§ Given problem:
Output the lines that follow exactly as they are.

(Raw records)
== == ==

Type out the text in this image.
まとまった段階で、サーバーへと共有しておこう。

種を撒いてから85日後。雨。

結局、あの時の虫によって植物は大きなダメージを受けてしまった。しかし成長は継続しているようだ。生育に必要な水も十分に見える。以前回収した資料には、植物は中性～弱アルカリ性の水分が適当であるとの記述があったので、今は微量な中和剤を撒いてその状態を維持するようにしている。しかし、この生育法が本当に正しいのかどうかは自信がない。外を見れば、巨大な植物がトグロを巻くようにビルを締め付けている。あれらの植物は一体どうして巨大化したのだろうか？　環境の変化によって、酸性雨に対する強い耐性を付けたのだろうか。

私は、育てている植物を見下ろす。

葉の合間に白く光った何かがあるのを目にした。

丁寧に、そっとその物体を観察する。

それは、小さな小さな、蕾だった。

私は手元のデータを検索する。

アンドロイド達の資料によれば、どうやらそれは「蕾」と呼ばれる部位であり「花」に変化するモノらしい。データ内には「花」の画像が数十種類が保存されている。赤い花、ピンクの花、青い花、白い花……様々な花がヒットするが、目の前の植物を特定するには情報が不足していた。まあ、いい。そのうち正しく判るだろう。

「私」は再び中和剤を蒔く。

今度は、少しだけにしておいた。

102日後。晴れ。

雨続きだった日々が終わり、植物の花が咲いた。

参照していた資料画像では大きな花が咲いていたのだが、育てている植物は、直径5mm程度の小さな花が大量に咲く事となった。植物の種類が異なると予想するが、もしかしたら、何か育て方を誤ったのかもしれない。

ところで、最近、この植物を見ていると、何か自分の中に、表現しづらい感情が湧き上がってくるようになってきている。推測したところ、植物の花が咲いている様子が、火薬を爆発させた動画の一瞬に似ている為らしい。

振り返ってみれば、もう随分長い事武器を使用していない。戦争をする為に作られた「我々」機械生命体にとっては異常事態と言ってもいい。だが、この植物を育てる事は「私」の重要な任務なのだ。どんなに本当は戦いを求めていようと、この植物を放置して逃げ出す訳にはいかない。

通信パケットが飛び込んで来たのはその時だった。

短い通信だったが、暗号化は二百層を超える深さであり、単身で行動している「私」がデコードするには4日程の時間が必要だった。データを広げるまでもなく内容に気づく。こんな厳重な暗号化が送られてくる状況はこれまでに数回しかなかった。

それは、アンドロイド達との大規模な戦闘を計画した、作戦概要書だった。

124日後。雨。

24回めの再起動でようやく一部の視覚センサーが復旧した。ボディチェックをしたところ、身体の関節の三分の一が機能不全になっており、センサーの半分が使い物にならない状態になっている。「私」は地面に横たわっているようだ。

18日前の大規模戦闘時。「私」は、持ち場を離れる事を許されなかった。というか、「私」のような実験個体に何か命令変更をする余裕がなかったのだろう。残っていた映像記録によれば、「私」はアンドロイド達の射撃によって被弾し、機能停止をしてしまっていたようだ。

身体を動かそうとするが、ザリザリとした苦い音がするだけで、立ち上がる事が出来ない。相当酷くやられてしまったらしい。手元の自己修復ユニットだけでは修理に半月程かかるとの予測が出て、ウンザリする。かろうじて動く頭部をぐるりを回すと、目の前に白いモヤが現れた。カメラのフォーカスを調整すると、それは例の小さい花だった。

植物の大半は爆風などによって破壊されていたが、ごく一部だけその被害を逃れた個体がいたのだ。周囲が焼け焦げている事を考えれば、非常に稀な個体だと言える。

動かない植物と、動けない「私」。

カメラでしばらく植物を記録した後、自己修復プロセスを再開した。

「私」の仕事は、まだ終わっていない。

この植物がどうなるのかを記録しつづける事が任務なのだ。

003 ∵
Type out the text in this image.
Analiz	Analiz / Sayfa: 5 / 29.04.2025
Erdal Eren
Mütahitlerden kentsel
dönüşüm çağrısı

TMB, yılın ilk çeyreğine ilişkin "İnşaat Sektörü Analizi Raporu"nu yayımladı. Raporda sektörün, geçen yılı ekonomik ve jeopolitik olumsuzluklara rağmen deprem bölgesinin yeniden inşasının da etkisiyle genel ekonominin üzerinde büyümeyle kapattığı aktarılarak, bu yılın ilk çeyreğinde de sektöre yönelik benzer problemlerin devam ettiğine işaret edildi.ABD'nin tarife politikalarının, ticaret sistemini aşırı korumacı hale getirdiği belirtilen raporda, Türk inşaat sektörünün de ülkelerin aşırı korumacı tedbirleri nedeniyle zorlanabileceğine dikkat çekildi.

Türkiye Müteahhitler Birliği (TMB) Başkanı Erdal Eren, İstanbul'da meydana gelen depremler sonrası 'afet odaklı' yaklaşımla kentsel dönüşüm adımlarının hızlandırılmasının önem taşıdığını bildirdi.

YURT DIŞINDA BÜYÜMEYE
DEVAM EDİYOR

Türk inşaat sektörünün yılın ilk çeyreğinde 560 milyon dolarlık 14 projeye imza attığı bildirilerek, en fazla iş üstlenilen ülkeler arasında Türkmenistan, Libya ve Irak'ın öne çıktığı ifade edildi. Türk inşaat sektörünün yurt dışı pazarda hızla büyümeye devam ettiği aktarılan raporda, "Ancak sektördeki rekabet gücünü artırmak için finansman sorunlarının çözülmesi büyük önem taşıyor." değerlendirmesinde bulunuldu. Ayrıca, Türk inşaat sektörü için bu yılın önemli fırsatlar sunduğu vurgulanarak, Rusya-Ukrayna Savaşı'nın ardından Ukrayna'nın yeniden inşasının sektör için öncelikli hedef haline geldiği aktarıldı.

== == ==

§ Solved problem:
Type out the text in this image.
まとまった段階で、サーバーへと共有しておこう。

種を撒いてから85日後。雨。

結局、あの時の虫によって植物は大きなダメージを受けてしまった。しかし成長は継続しているようだ。生育に必要な水も十分に見える。以前回収した資料には、植物は中性～弱アルカリ性の水分が適当であるとの記述があったので、今は微量な中和剤を撒いてその状態を維持するようにしている。しかし、この生育法が本当に正しいのかどうかは自信がない。外を見れば、巨大な植物がトグロを巻くようにビルを締め付けている。あれらの植物は一体どうして巨大化したのだろうか？　環境の変化によって、酸性雨に対する強い耐性を付けたのだろうか。

私は、育てている植物を見下ろす。

葉の合間に白く光った何かがあるのを目にした。

丁寧に、そっとその物体を観察する。

それは、小さな小さな、蕾だった。

私は手元のデータを検索する。

アンドロイド達の資料によれば、どうやらそれは「蕾」と呼ばれる部位であり「花」に変化するモノらしい。データ内には「花」の画像が数十種類が保存されている。赤い花、ピンクの花、青い花、白い花……様々な花がヒットするが、目の前の植物を特定するには情報が不足していた。まあ、いい。そのうち正しく判るだろう。

「私」は再び中和剤を蒔く。

今度は、少しだけにしておいた。

102日後。晴れ。

雨続きだった日々が終わり、植物の花が咲いた。

参照していた資料画像では大きな花が咲いていたのだが、育てている植物は、直径5mm程度の小さな花が大量に咲く事となった。植物の種類が異なると予想するが、もしかしたら、何か育て方を誤ったのかもしれない。

ところで、最近、この植物を見ていると、何か自分の中に、表現しづらい感情が湧き上がってくるようになってきている。推測したところ、植物の花が咲いている様子が、火薬を爆発させた動画の一瞬に似ている為らしい。

振り返ってみれば、もう随分長い事武器を使用していない。戦争をする為に作られた「我々」機械生命体にとっては異常事態と言ってもいい。だが、この植物を育てる事は「私」の重要な任務なのだ。どんなに本当は戦いを求めていようと、この植物を放置して逃げ出す訳にはいかない。

通信パケットが飛び込んで来たのはその時だった。

短い通信だったが、暗号化は二百層を超える深さであり、単身で行動している「私」がデコードするには4日程の時間が必要だった。データを広げるまでもなく内容に気づく。こんな厳重な暗号化が送られてくる状況はこれまでに数回しかなかった。

それは、アンドロイド達との大規模な戦闘を計画した、作戦概要書だった。

124日後。雨。

24回めの再起動でようやく一部の視覚センサーが復旧した。ボディチェックをしたところ、身体の関節の三分の一が機能不全になっており、センサーの半分が使い物にならない状態になっている。「私」は地面に横たわっているようだ。

18日前の大規模戦闘時。「私」は、持ち場を離れる事を許されなかった。というか、「私」のような実験個体に何か命令変更をする余裕がなかったのだろう。残っていた映像記録によれば、「私」はアンドロイド達の射撃によって被弾し、機能停止をしてしまっていたようだ。

身体を動かそうとするが、ザリザリとした苦い音がするだけで、立ち上がる事が出来ない。相当酷くやられてしまったらしい。手元の自己修復ユニットだけでは修理に半月程かかるとの予測が出て、ウンザリする。かろうじて動く頭部をぐるりを回すと、目の前に白いモヤが現れた。カメラのフォーカスを調整すると、それは例の小さい花だった。

植物の大半は爆風などによって破壊されていたが、ごく一部だけその被害を逃れた個体がいたのだ。周囲が焼け焦げている事を考えれば、非常に稀な個体だと言える。

動かない植物と、動けない「私」。

カメラでしばらく植物を記録した後、自己修復プロセスを再開した。

「私」の仕事は、まだ終わっていない。

この植物がどうなるのかを記録しつづける事が任務なのだ。

003 ∵
Type out the text in this image.
Analiz	Analiz / Sayfa: 5 / 29.04.2025
Erdal Eren
Mütahitlerden kentsel
dönüşüm çağrısı

TMB, yılın ilk çeyreğine ilişkin "İnşaat Sektörü Analizi Raporu"nu yayımladı. Raporda sektörün, geçen yılı ekonomik ve jeopolitik olumsuzluklara rağmen deprem bölgesinin yeniden inşasının da etkisiyle genel ekonominin üzerinde büyümeyle kapattığı aktarılarak, bu yılın ilk çeyreğinde de sektöre yönelik benzer problemlerin devam ettiğine işaret edildi.ABD'nin tarife politikalarının, ticaret sistemini aşırı korumacı hale getirdiği belirtilen raporda, Türk inşaat sektörünün de ülkelerin aşırı korumacı tedbirleri nedeniyle zorlanabileceğine dikkat çekildi.

Türkiye Müteahhitler Birliği (TMB) Başkanı Erdal Eren, İstanbul'da meydana gelen depremler sonrası 'afet odaklı' yaklaşımla kentsel dönüşüm adımlarının hızlandırılmasının önem taşıdığını bildirdi.

YURT DIŞINDA BÜYÜMEYE
DEVAM EDİYOR

Türk inşaat sektörünün yılın ilk çeyreğinde 560 milyon dolarlık 14 projeye imza attığı bildirilerek, en fazla iş üstlenilen ülkeler arasında Türkmenistan, Libya ve Irak'ın öne çıktığı ifade edildi. Türk inşaat sektörünün yurt dışı pazarda hızla büyümeye devam ettiği aktarılan raporda, "Ancak sektördeki rekabet gücünü artırmak için finansman sorunlarının çözülmesi büyük önem taşıyor." değerlendirmesinde bulunuldu. Ayrıca, Türk inşaat sektörü için bu yılın önemli fırsatlar sunduğu vurgulanarak, Rusya-Ukrayna Savaşı'nın ardından Ukrayna'nın yeniden inşasının sektör için öncelikli hedef haline geldiği aktarıldı.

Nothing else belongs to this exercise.